> **Data provided**
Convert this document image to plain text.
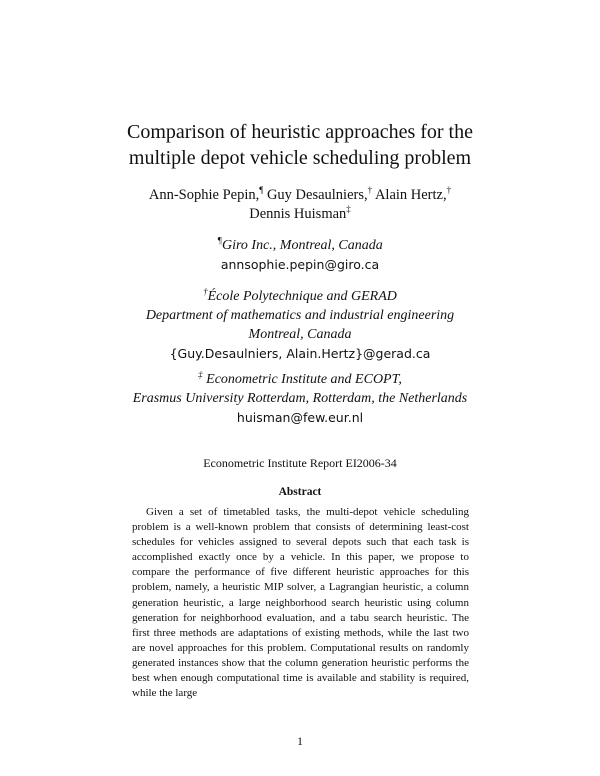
Comparison of heuristic approaches for the
multiple depot vehicle scheduling problem
Ann-Sophie Pepin,¶ Guy Desaulniers,† Alain Hertz,†
Dennis Huisman‡
¶Giro Inc., Montreal, Canada
annsophie.pepin@giro.ca
†École Polytechnique and GERAD
Department of mathematics and industrial engineering
Montreal, Canada
{Guy.Desaulniers, Alain.Hertz}@gerad.ca
‡ Econometric Institute and ECOPT,
Erasmus University Rotterdam, Rotterdam, the Netherlands
huisman@few.eur.nl
Econometric Institute Report EI2006-34
Abstract

Given a set of timetabled tasks, the multi-depot vehicle scheduling problem is a well-known problem that consists of determining least-cost schedules for vehicles assigned to several depots such that each task is accomplished exactly once by a vehicle. In this paper, we propose to compare the performance of five different heuristic approaches for this problem, namely, a heuristic MIP solver, a Lagrangian heuristic, a column generation heuristic, a large neighborhood search heuristic using column generation for neighborhood evaluation, and a tabu search heuristic. The first three methods are adaptations of existing methods, while the last two are novel approaches for this problem. Computational results on randomly generated instances show that the column generation heuristic performs the best when enough computational time is available and stability is required, while the large

1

> **Short problem**
Every line of the listing that holds "this" is to be counted; give only the resulting number.

> **The completed task**
2